**Given task:** What you return should match every record exactly, with the images removed.

**Task data:**
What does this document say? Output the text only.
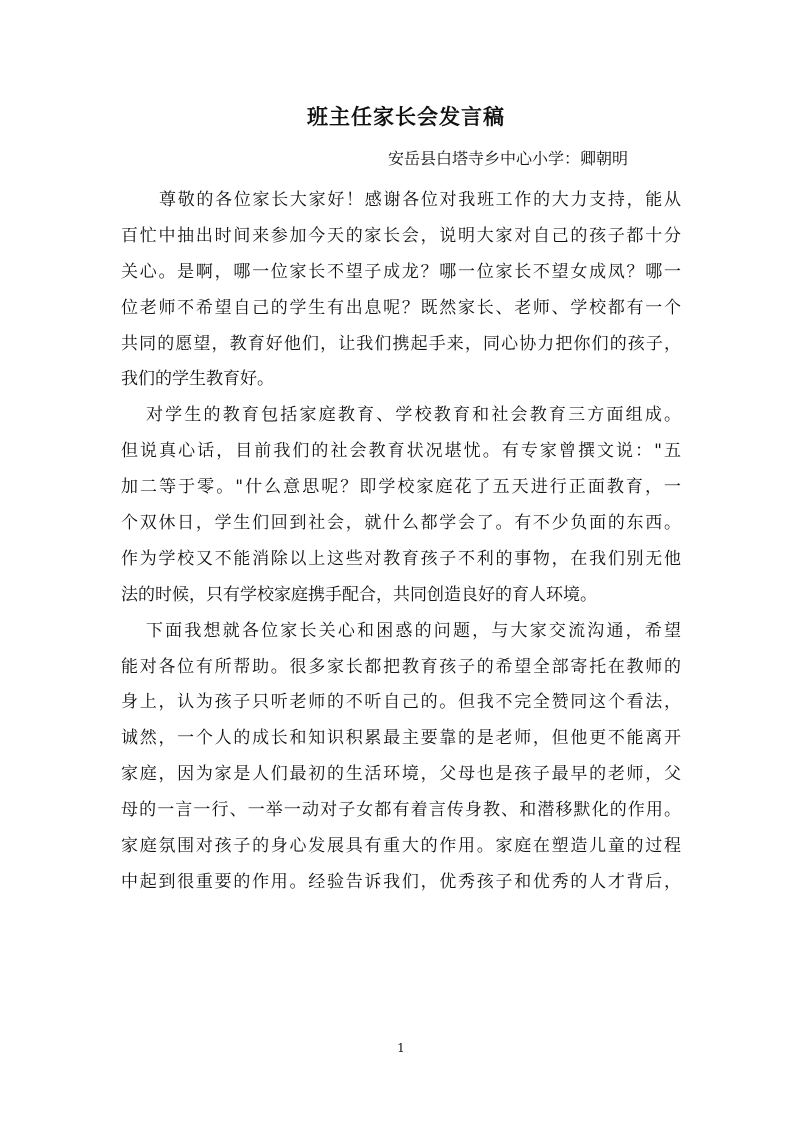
班主任家长会发言稿
安岳县白塔寺乡中心小学：卿朝明
尊敬的各位家长大家好！感谢各位对我班工作的大力支持，能从
百忙中抽出时间来参加今天的家长会，说明大家对自己的孩子都十分
关心。是啊，哪一位家长不望子成龙？哪一位家长不望女成凤？哪一
位老师不希望自己的学生有出息呢？既然家长、老师、学校都有一个
共同的愿望，教育好他们，让我们携起手来，同心协力把你们的孩子，
我们的学生教育好。
对学生的教育包括家庭教育、学校教育和社会教育三方面组成。
但说真心话，目前我们的社会教育状况堪忧。有专家曾撰文说："五
加二等于零。"什么意思呢？即学校家庭花了五天进行正面教育，一
个双休日，学生们回到社会，就什么都学会了。有不少负面的东西。
作为学校又不能消除以上这些对教育孩子不利的事物，在我们别无他
法的时候，只有学校家庭携手配合，共同创造良好的育人环境。
下面我想就各位家长关心和困惑的问题，与大家交流沟通，希望
能对各位有所帮助。很多家长都把教育孩子的希望全部寄托在教师的
身上，认为孩子只听老师的不听自己的。但我不完全赞同这个看法，
诚然，一个人的成长和知识积累最主要靠的是老师，但他更不能离开
家庭，因为家是人们最初的生活环境，父母也是孩子最早的老师，父
母的一言一行、一举一动对子女都有着言传身教、和潜移默化的作用。
家庭氛围对孩子的身心发展具有重大的作用。家庭在塑造儿童的过程
中起到很重要的作用。经验告诉我们，优秀孩子和优秀的人才背后，
1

**Response to the task:**
What does this document say? Output the text only.
班主任家长会发言稿
安岳县白塔寺乡中心小学：卿朝明
尊敬的各位家长大家好！感谢各位对我班工作的大力支持，能从
百忙中抽出时间来参加今天的家长会，说明大家对自己的孩子都十分
关心。是啊，哪一位家长不望子成龙？哪一位家长不望女成凤？哪一
位老师不希望自己的学生有出息呢？既然家长、老师、学校都有一个
共同的愿望，教育好他们，让我们携起手来，同心协力把你们的孩子，
我们的学生教育好。
对学生的教育包括家庭教育、学校教育和社会教育三方面组成。
但说真心话，目前我们的社会教育状况堪忧。有专家曾撰文说："五
加二等于零。"什么意思呢？即学校家庭花了五天进行正面教育，一
个双休日，学生们回到社会，就什么都学会了。有不少负面的东西。
作为学校又不能消除以上这些对教育孩子不利的事物，在我们别无他
法的时候，只有学校家庭携手配合，共同创造良好的育人环境。
下面我想就各位家长关心和困惑的问题，与大家交流沟通，希望
能对各位有所帮助。很多家长都把教育孩子的希望全部寄托在教师的
身上，认为孩子只听老师的不听自己的。但我不完全赞同这个看法，
诚然，一个人的成长和知识积累最主要靠的是老师，但他更不能离开
家庭，因为家是人们最初的生活环境，父母也是孩子最早的老师，父
母的一言一行、一举一动对子女都有着言传身教、和潜移默化的作用。
家庭氛围对孩子的身心发展具有重大的作用。家庭在塑造儿童的过程
中起到很重要的作用。经验告诉我们，优秀孩子和优秀的人才背后，
1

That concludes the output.